▶ _YOUR TASK_
What is needed here is an exact copy of every entry.

### DATASET EXTRACT

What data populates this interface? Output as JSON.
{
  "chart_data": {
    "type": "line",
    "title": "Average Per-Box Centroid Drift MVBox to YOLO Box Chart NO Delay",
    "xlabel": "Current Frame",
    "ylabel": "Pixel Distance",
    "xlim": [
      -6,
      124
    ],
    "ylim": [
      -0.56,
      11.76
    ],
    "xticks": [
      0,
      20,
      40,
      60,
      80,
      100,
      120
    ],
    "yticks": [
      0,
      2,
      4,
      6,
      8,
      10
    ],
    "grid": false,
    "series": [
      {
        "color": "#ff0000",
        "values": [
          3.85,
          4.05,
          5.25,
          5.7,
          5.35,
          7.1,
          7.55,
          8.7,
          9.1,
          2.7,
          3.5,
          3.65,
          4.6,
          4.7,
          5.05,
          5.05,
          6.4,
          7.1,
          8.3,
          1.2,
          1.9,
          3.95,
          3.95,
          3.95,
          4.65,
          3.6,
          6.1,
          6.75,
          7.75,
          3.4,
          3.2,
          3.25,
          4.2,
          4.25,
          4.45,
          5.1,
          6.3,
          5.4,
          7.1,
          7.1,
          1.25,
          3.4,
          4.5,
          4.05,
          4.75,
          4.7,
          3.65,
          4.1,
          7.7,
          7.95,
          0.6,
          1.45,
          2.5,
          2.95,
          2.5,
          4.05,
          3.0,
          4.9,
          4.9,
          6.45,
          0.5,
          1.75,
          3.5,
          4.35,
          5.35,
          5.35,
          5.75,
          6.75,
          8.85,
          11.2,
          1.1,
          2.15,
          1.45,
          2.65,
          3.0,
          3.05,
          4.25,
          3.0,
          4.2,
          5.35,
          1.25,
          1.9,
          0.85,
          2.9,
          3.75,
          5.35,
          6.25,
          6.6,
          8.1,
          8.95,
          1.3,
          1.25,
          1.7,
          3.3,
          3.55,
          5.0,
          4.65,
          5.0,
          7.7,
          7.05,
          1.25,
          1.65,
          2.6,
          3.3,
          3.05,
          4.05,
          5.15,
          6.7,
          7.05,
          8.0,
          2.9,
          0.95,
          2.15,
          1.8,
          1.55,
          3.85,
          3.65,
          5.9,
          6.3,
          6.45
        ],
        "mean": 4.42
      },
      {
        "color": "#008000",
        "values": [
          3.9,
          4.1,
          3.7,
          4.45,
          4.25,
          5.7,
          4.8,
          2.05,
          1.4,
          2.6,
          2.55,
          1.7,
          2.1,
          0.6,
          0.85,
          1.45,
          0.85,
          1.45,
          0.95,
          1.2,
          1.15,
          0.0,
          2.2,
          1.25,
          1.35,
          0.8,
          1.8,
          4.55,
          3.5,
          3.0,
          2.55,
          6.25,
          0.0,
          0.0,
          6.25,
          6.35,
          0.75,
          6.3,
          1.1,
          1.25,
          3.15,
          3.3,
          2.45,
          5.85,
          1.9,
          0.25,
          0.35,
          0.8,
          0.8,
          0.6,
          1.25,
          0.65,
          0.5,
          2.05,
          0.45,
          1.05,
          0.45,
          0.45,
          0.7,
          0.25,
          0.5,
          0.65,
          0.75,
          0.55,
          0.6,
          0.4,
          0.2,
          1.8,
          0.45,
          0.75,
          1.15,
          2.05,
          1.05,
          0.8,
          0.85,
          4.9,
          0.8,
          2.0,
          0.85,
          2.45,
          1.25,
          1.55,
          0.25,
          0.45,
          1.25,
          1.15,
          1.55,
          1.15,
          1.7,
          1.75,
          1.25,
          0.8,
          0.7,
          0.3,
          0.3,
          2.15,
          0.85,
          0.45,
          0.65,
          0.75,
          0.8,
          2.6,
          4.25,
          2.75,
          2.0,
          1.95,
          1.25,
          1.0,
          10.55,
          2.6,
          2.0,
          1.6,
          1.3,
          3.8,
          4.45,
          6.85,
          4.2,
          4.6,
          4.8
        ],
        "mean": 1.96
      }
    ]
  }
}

######

▶ _TASK SOLUTION_
What data populates this interface? Output as JSON.
{
  "chart_data": {
    "type": "line",
    "title": "Average Per-Box Centroid Drift MVBox to YOLO Box Chart NO Delay",
    "xlabel": "Current Frame",
    "ylabel": "Pixel Distance",
    "xlim": [
      -6,
      124
    ],
    "ylim": [
      -0.56,
      11.76
    ],
    "xticks": [
      0,
      20,
      40,
      60,
      80,
      100,
      120
    ],
    "yticks": [
      0,
      2,
      4,
      6,
      8,
      10
    ],
    "grid": false,
    "series": [
      {
        "color": "#ff0000",
        "values": [
          3.85,
          4.05,
          5.25,
          5.7,
          5.35,
          7.1,
          7.55,
          8.7,
          9.1,
          2.7,
          3.5,
          3.65,
          4.6,
          4.7,
          5.05,
          5.05,
          6.4,
          7.1,
          8.3,
          1.2,
          1.9,
          3.95,
          3.95,
          3.95,
          4.65,
          3.6,
          6.1,
          6.75,
          7.75,
          3.4,
          3.2,
          3.25,
          4.2,
          4.25,
          4.45,
          5.1,
          6.3,
          5.4,
          7.1,
          7.1,
          1.25,
          3.4,
          4.5,
          4.05,
          4.75,
          4.7,
          3.65,
          4.1,
          7.7,
          7.95,
          0.6,
          1.45,
          2.5,
          2.95,
          2.5,
          4.05,
          3.0,
          4.9,
          4.9,
          6.45,
          0.5,
          1.75,
          3.5,
          4.35,
          5.35,
          5.35,
          5.75,
          6.75,
          8.85,
          11.2,
          1.1,
          2.15,
          1.45,
          2.65,
          3.0,
          3.05,
          4.25,
          3.0,
          4.2,
          5.35,
          1.25,
          1.9,
          0.85,
          2.9,
          3.75,
          5.35,
          6.25,
          6.6,
          8.1,
          8.95,
          1.3,
          1.25,
          1.7,
          3.3,
          3.55,
          5.0,
          4.65,
          5.0,
          7.7,
          7.05,
          1.25,
          1.65,
          2.6,
          3.3,
          3.05,
          4.05,
          5.15,
          6.7,
          7.05,
          8.0,
          2.9,
          0.95,
          2.15,
          1.8,
          1.55,
          3.85,
          3.65,
          5.9,
          6.3,
          6.45
        ],
        "mean": 4.42
      },
      {
        "color": "#008000",
        "values": [
          3.9,
          4.1,
          3.7,
          4.45,
          4.25,
          5.7,
          4.8,
          2.05,
          1.4,
          2.6,
          2.55,
          1.7,
          2.1,
          0.6,
          0.85,
          1.45,
          0.85,
          1.45,
          0.95,
          1.2,
          1.15,
          0.0,
          2.2,
          1.25,
          1.35,
          0.8,
          1.8,
          4.55,
          3.5,
          3.0,
          2.55,
          6.25,
          0.0,
          0.0,
          6.25,
          6.35,
          0.75,
          6.3,
          1.1,
          1.25,
          3.15,
          3.3,
          2.45,
          5.85,
          1.9,
          0.25,
          0.35,
          0.8,
          0.8,
          0.6,
          1.25,
          0.65,
          0.5,
          2.05,
          0.45,
          1.05,
          0.45,
          0.45,
          0.7,
          0.25,
          0.5,
          0.65,
          0.75,
          0.55,
          0.6,
          0.4,
          0.2,
          1.8,
          0.45,
          0.75,
          1.15,
          2.05,
          1.05,
          0.8,
          0.85,
          4.9,
          0.8,
          2.0,
          0.85,
          2.45,
          1.25,
          1.55,
          0.25,
          0.45,
          1.25,
          1.15,
          1.55,
          1.15,
          1.7,
          1.75,
          1.25,
          0.8,
          0.7,
          0.3,
          0.3,
          2.15,
          0.85,
          0.45,
          0.65,
          0.75,
          0.8,
          2.6,
          4.25,
          2.75,
          2.0,
          1.95,
          1.25,
          1.0,
          10.55,
          2.6,
          2.0,
          1.6,
          1.3,
          3.8,
          4.45,
          6.85,
          4.2,
          4.6,
          4.8
        ],
        "mean": 1.96
      }
    ]
  }
}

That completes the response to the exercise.